• _RECORDS FOR THE EXERCISE_:
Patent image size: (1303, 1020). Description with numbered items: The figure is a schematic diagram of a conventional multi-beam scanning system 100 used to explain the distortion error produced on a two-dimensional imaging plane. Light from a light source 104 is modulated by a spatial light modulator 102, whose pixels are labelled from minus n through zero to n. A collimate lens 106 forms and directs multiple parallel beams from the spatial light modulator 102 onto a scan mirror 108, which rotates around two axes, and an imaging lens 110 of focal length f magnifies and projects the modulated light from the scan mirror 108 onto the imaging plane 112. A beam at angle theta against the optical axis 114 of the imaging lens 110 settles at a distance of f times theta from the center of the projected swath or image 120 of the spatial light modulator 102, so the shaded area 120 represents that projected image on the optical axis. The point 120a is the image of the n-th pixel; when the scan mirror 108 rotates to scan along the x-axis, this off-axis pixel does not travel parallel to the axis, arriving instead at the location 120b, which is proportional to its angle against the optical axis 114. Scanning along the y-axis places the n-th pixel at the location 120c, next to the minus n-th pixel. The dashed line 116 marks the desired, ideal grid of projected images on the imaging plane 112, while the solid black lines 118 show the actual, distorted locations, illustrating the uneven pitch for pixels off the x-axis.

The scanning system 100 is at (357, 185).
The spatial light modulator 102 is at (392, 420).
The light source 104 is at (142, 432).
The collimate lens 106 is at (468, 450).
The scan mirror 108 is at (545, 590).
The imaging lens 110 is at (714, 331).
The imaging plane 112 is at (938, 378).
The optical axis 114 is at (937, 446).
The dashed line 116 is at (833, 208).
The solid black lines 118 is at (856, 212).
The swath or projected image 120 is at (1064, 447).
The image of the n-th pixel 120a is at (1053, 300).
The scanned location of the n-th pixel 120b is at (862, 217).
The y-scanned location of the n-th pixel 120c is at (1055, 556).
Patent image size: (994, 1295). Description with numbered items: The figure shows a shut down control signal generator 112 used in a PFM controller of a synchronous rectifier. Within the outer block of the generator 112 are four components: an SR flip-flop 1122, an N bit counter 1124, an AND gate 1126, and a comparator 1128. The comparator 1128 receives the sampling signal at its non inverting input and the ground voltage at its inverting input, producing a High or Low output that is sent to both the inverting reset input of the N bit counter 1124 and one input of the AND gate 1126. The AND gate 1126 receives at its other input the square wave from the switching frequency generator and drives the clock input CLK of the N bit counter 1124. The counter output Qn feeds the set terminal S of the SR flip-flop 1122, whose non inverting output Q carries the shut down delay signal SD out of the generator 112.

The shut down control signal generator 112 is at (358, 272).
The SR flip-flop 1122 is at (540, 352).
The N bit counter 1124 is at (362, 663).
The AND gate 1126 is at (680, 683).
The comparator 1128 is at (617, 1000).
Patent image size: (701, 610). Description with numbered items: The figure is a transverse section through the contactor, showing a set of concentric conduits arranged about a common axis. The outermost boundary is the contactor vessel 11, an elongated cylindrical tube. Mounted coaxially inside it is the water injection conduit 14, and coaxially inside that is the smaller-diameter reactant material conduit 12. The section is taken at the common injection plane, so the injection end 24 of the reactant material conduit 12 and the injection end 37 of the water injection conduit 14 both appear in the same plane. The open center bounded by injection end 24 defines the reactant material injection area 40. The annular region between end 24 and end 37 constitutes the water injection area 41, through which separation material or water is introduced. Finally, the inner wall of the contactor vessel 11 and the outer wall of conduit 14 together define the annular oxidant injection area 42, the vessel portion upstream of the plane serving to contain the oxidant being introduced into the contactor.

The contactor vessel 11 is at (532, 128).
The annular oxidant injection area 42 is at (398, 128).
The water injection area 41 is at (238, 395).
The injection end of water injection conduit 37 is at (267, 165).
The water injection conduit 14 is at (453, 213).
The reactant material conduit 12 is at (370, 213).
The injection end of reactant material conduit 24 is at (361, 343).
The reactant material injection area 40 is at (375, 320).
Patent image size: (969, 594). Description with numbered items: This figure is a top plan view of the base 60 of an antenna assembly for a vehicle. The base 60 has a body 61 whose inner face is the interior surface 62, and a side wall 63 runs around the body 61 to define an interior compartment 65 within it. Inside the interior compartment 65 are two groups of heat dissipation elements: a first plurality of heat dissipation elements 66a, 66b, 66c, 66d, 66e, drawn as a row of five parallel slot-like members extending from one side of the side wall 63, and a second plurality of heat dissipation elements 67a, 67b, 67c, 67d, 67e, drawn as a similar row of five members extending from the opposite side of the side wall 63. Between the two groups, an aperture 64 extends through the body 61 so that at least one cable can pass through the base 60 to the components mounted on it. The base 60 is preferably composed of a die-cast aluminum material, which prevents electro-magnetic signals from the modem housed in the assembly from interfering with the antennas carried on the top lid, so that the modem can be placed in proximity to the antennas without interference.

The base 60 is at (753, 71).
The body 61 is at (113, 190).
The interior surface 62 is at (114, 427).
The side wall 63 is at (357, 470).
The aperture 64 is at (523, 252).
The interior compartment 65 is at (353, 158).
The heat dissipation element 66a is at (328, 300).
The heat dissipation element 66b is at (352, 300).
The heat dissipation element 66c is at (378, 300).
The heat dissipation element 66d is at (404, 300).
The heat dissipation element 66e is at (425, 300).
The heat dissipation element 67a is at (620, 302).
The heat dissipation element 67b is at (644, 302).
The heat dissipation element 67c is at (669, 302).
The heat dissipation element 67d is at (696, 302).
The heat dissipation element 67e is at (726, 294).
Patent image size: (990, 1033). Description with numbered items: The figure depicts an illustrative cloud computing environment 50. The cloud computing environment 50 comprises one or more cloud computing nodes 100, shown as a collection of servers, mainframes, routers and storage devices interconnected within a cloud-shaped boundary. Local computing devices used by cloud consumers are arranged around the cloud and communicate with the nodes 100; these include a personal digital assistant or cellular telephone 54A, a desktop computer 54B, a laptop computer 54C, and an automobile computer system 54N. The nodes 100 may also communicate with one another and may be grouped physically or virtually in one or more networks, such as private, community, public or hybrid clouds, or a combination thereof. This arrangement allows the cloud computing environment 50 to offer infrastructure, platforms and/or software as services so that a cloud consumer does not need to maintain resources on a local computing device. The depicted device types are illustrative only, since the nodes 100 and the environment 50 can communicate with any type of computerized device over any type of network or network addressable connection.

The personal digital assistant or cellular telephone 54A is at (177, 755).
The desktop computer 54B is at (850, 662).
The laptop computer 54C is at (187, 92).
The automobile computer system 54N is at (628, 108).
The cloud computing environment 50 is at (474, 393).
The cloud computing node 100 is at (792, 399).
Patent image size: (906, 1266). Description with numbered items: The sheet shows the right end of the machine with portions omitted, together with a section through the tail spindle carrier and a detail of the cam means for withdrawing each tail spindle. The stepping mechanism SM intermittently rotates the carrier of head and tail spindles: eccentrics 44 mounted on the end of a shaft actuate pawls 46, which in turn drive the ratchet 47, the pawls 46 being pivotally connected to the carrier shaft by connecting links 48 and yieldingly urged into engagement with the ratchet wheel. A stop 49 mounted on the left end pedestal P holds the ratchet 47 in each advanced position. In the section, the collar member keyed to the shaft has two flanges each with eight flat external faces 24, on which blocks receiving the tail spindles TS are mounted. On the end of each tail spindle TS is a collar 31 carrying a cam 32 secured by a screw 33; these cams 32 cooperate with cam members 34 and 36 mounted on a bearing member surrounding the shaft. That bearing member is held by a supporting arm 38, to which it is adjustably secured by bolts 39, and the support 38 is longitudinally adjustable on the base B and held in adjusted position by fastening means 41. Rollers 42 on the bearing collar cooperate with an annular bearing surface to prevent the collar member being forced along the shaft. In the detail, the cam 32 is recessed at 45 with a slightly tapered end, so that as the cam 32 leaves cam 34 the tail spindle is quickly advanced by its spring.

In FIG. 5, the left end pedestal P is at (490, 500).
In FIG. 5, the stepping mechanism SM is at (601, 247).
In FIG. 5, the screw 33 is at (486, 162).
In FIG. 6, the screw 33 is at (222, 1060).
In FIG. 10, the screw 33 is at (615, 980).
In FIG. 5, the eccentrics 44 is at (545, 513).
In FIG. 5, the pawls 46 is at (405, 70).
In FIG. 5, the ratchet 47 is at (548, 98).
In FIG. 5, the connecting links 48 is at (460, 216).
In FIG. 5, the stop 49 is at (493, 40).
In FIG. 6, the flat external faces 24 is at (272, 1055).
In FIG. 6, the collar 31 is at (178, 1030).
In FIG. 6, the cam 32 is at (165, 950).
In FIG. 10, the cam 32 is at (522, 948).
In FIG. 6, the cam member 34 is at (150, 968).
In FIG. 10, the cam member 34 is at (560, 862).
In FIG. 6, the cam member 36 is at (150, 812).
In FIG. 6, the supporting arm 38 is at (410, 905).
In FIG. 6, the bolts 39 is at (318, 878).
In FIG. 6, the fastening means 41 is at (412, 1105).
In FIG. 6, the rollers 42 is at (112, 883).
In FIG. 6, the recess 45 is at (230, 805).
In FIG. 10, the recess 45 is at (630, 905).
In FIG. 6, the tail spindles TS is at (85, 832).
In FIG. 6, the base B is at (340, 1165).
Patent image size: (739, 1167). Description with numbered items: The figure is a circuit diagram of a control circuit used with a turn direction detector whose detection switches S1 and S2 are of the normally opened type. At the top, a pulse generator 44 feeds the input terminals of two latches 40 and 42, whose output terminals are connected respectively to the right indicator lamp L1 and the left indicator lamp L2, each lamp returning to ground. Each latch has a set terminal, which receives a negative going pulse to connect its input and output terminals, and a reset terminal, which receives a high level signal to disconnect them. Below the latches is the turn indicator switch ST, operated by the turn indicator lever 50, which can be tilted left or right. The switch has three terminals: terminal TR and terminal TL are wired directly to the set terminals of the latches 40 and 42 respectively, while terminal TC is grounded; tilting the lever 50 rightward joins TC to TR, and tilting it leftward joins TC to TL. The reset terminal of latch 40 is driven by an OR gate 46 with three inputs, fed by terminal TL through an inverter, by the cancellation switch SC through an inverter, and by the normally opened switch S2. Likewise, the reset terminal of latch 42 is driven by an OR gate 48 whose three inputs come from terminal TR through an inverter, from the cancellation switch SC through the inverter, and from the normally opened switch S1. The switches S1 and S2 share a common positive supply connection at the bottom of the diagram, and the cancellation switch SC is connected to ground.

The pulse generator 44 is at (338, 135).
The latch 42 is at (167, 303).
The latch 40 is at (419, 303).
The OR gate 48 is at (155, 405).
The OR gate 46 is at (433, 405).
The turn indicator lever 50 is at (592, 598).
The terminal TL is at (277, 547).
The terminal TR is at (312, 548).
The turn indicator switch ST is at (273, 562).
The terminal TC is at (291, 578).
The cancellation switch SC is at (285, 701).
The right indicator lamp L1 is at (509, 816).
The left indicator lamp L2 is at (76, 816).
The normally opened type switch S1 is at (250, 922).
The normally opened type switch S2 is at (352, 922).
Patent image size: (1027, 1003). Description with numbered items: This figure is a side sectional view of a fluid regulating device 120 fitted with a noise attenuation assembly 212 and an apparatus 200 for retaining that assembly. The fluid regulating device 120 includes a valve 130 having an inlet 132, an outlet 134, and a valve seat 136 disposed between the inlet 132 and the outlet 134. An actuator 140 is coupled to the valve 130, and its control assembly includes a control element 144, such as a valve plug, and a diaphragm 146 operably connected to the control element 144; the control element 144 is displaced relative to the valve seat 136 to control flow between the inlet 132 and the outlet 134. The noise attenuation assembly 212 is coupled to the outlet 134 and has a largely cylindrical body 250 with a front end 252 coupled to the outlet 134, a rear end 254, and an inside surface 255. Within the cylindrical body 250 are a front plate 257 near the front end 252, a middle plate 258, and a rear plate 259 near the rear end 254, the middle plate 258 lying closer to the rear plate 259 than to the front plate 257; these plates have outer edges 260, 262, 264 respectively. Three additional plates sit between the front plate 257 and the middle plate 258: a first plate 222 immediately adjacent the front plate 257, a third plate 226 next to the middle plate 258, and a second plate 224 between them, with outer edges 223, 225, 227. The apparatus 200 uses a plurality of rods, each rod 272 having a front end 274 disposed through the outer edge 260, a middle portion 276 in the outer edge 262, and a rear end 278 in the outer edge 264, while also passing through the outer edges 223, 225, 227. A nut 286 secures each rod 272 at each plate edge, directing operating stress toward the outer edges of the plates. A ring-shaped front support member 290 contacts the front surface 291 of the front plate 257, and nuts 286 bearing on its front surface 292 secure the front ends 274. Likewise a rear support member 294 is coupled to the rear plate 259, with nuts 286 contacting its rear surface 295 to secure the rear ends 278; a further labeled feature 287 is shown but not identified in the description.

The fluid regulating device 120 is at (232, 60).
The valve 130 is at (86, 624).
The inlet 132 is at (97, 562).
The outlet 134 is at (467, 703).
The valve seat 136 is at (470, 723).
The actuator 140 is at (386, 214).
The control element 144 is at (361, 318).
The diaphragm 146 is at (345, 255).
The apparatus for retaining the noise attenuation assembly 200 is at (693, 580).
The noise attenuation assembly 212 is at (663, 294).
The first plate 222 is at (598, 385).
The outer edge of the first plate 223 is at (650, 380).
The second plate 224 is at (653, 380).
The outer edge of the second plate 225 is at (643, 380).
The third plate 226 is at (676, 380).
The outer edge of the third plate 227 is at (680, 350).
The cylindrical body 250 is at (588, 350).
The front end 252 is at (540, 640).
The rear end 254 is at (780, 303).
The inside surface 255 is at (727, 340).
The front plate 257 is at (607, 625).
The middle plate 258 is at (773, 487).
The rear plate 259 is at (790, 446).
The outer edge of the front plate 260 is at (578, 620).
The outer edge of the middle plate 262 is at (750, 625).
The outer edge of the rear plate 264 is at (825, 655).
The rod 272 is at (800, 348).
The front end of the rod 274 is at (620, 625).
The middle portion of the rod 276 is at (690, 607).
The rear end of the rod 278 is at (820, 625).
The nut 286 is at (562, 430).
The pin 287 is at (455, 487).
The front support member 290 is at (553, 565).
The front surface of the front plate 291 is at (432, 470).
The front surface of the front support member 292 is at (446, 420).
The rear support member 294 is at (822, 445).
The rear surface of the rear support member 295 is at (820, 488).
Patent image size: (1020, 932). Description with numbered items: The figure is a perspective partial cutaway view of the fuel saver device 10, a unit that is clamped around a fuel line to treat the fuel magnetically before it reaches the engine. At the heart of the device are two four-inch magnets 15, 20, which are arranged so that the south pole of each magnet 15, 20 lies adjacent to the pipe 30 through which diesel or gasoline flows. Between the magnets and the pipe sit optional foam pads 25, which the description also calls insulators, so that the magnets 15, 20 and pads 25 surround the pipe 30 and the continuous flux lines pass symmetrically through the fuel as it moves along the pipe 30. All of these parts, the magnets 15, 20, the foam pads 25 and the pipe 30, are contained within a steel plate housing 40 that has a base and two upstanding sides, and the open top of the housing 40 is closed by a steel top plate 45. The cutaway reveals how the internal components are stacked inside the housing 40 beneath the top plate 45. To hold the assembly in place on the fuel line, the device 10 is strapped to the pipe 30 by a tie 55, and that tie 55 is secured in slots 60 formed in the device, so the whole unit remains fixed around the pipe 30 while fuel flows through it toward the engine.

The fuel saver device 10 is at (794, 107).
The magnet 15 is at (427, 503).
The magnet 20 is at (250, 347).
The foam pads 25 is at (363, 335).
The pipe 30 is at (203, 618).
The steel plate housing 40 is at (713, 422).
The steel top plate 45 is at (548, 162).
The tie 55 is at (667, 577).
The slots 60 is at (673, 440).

• _TASK TO CARRY OUT_: Gather each line above that contains the string "environment", and treat uppercase and lowercase letters as different.

• _EXPECTED OUTPUT_:
Patent image size: (990, 1033). Description with numbered items: The figure depicts an illustrative cloud computing environment 50. The cloud computing environment 50 comprises one or more cloud computing nodes 100, shown as a collection of servers, mainframes, routers and storage devices interconnected within a cloud-shaped boundary. Local computing devices used by cloud consumers are arranged around the cloud and communicate with the nodes 100; these include a personal digital assistant or cellular telephone 54A, a desktop computer 54B, a laptop computer 54C, and an automobile computer system 54N. The nodes 100 may also communicate with one another and may be grouped physically or virtually in one or more networks, such as private, community, public or hybrid clouds, or a combination thereof. This arrangement allows the cloud computing environment 50 to offer infrastructure, platforms and/or software as services so that a cloud consumer does not need to maintain resources on a local computing device. The depicted device types are illustrative only, since the nodes 100 and the environment 50 can communicate with any type of computerized device over any type of network or network addressable connection.
The cloud computing environment 50 is at (474, 393).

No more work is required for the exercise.